-- START --
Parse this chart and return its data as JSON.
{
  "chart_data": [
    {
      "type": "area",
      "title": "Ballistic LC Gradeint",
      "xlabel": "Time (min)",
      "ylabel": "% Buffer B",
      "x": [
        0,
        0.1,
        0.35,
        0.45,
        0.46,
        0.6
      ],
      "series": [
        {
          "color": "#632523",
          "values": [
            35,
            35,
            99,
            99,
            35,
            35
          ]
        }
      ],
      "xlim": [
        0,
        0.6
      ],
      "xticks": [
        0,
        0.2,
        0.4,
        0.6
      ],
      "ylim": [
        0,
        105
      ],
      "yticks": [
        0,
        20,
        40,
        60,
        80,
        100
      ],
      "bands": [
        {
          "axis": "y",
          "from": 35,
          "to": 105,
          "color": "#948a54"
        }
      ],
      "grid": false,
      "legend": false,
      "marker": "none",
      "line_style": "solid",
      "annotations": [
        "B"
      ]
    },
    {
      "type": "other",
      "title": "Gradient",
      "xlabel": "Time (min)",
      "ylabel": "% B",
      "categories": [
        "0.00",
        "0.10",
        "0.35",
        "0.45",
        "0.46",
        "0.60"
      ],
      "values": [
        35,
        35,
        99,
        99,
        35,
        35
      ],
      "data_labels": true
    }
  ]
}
-- END --
-- START --
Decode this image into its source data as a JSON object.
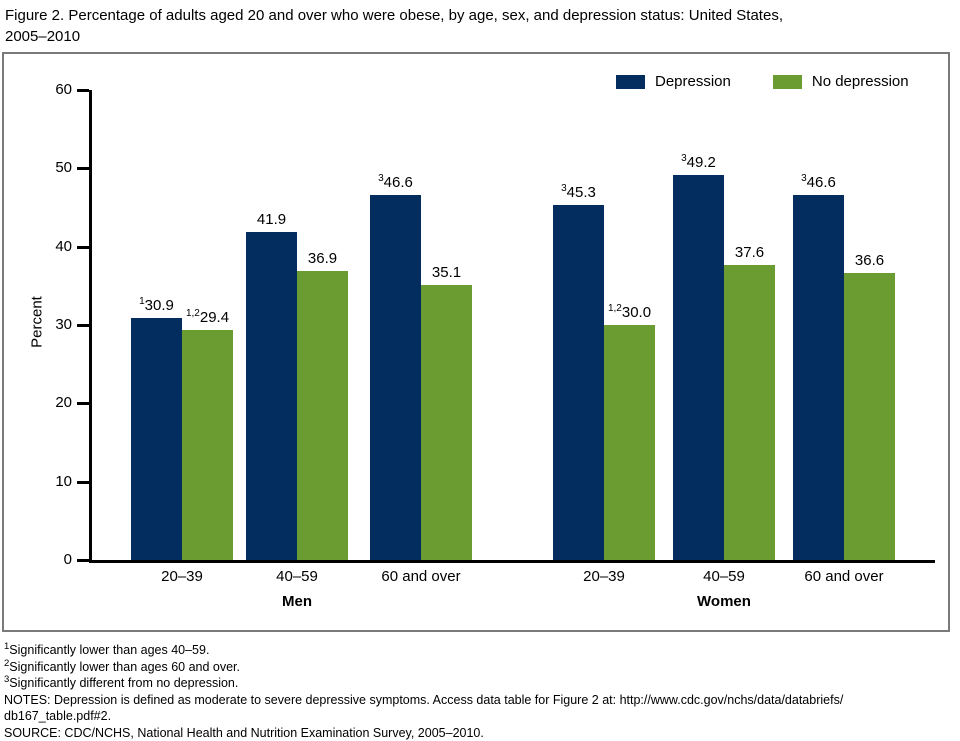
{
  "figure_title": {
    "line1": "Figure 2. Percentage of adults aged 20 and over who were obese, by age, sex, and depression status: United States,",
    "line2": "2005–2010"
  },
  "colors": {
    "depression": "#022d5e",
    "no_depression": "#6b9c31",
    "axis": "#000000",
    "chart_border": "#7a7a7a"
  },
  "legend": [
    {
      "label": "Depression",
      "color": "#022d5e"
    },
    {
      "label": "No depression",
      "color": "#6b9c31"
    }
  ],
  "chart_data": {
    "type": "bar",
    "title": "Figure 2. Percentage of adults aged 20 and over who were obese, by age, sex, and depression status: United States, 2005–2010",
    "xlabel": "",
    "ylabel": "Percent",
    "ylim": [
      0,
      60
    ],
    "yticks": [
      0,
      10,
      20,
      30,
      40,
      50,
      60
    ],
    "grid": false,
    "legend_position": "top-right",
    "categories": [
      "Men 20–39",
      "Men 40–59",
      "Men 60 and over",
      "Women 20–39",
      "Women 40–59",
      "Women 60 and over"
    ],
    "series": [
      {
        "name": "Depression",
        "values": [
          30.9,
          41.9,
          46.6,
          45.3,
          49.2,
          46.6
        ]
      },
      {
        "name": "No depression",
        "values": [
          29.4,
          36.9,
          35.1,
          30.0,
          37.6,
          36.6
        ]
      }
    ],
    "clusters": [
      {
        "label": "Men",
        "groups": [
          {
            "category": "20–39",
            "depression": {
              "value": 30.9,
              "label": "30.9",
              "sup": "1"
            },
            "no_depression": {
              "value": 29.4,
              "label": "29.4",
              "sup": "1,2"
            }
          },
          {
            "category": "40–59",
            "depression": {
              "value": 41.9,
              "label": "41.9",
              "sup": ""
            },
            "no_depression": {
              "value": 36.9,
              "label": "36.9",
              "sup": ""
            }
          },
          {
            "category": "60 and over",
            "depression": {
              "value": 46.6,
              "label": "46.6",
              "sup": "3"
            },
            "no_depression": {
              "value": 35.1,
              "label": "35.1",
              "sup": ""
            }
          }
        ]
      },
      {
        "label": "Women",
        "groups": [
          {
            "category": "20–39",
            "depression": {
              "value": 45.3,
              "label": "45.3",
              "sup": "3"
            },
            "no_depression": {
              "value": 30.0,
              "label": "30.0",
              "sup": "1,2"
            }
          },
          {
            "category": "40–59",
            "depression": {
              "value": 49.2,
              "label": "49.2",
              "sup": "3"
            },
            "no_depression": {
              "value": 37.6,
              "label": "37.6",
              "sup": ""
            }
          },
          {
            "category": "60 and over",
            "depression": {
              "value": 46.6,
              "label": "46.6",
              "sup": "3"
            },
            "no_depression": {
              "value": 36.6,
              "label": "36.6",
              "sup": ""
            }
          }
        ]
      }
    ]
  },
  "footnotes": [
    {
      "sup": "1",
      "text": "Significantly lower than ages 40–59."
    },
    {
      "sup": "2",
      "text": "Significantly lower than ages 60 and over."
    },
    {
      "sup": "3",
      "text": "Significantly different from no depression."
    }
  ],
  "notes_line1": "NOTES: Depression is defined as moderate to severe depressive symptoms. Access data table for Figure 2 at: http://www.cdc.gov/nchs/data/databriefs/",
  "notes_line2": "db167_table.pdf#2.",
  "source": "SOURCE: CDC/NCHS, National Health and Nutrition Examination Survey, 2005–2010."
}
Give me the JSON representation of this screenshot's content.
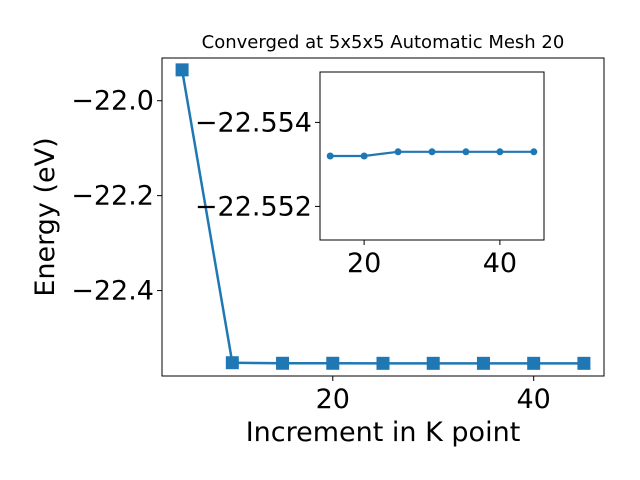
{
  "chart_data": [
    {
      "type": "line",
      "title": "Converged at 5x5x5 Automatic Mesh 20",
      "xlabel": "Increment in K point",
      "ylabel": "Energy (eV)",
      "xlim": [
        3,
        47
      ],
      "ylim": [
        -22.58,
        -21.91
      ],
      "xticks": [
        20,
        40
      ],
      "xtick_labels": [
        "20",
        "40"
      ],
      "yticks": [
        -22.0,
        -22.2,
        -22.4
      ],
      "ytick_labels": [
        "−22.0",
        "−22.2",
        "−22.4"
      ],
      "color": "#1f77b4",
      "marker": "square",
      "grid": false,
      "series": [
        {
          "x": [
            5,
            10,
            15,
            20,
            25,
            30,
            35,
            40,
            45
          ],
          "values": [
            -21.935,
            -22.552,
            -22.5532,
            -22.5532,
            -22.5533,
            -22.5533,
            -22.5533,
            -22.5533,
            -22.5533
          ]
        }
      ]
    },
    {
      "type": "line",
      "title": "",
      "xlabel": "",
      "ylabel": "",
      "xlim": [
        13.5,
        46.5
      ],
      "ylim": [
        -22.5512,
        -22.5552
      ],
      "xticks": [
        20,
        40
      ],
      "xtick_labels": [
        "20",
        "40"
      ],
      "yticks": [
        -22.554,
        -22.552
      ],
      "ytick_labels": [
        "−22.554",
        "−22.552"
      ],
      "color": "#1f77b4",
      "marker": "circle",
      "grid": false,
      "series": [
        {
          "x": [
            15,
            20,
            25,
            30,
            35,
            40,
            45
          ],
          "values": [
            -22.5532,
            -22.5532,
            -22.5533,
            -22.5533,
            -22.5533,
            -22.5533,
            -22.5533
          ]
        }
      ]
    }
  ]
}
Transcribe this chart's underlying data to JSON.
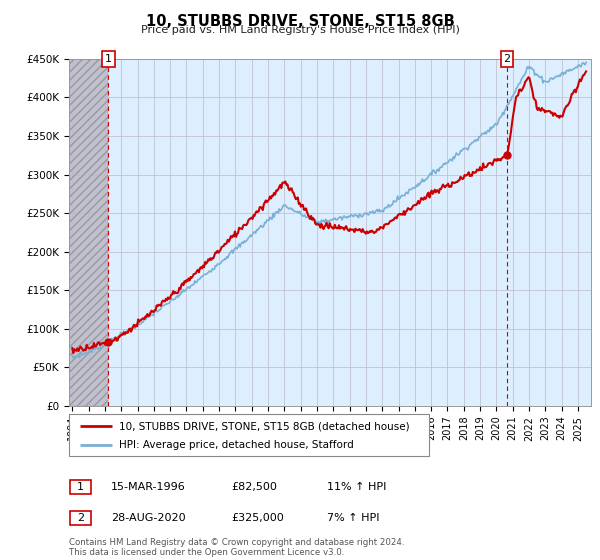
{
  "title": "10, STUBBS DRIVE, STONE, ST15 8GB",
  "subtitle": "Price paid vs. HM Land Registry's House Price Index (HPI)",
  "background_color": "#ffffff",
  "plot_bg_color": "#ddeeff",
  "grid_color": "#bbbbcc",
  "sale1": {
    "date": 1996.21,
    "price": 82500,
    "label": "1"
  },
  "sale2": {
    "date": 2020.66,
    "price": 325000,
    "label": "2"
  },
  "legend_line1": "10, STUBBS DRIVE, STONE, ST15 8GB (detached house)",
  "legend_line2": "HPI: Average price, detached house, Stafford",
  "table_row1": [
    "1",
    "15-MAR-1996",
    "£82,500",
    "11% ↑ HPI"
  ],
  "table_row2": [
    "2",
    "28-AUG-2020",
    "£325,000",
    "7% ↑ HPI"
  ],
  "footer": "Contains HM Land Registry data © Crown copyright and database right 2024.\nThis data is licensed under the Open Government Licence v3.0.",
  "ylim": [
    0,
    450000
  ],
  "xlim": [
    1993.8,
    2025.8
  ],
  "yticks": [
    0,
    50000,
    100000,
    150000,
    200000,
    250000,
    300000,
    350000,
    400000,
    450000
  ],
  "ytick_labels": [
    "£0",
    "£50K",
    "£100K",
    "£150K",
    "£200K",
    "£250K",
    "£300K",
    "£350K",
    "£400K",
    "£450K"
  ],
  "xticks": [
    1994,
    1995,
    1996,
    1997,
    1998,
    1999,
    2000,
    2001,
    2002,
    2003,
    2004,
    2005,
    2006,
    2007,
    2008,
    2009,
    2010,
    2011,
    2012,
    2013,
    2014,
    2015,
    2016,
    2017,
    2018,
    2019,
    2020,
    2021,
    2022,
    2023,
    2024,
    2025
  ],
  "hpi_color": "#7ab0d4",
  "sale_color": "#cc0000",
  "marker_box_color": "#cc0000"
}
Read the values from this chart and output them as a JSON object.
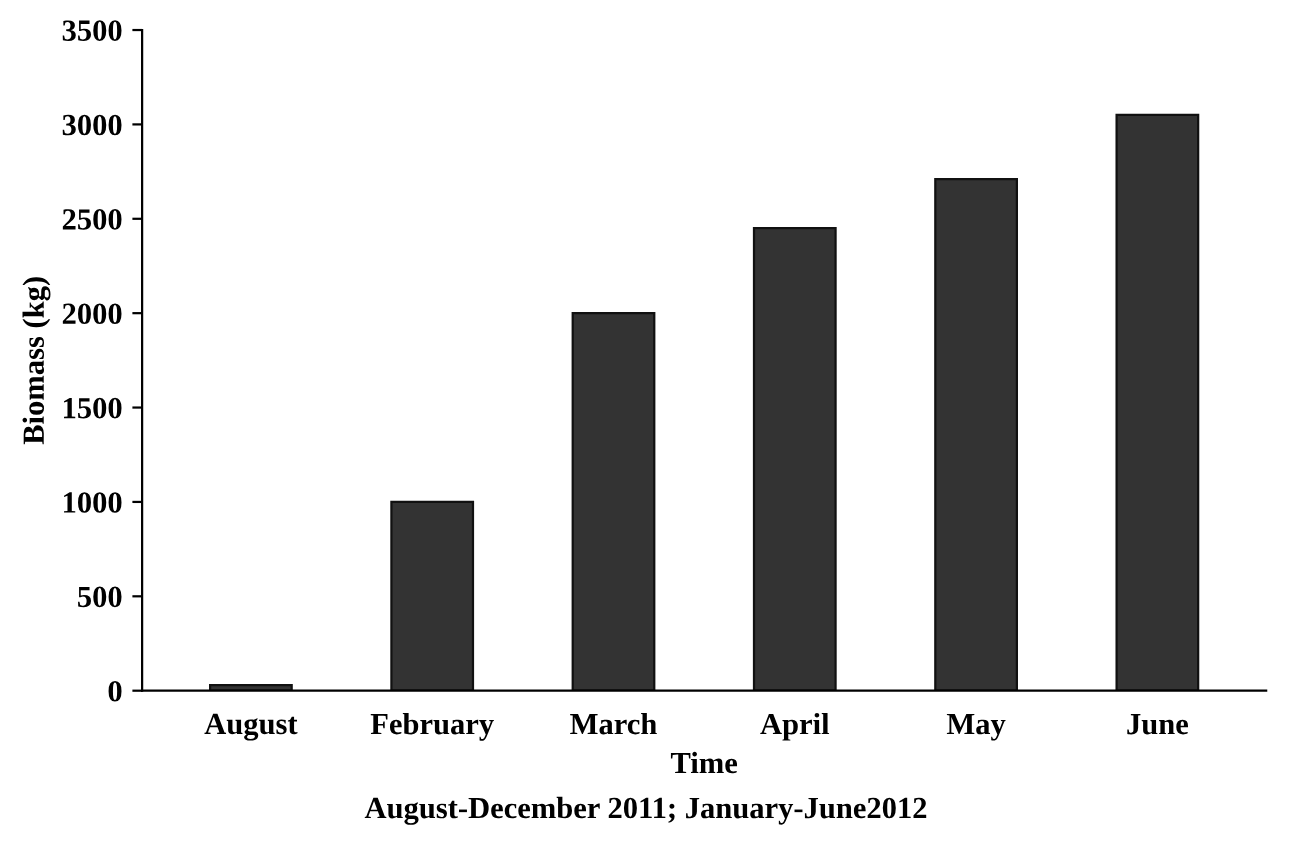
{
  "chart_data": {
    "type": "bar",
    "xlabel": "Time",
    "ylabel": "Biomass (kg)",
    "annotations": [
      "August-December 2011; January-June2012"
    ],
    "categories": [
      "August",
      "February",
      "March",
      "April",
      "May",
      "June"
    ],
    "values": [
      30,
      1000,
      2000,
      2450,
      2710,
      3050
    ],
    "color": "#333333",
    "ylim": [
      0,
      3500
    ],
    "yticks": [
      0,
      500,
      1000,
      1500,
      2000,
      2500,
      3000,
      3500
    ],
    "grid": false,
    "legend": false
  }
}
-- END --
SHORT EXERCISE => Tally the lines of the preceding listing in which the word "were" appears; state nothing but the total.

COMPLETED EXERCISE => 2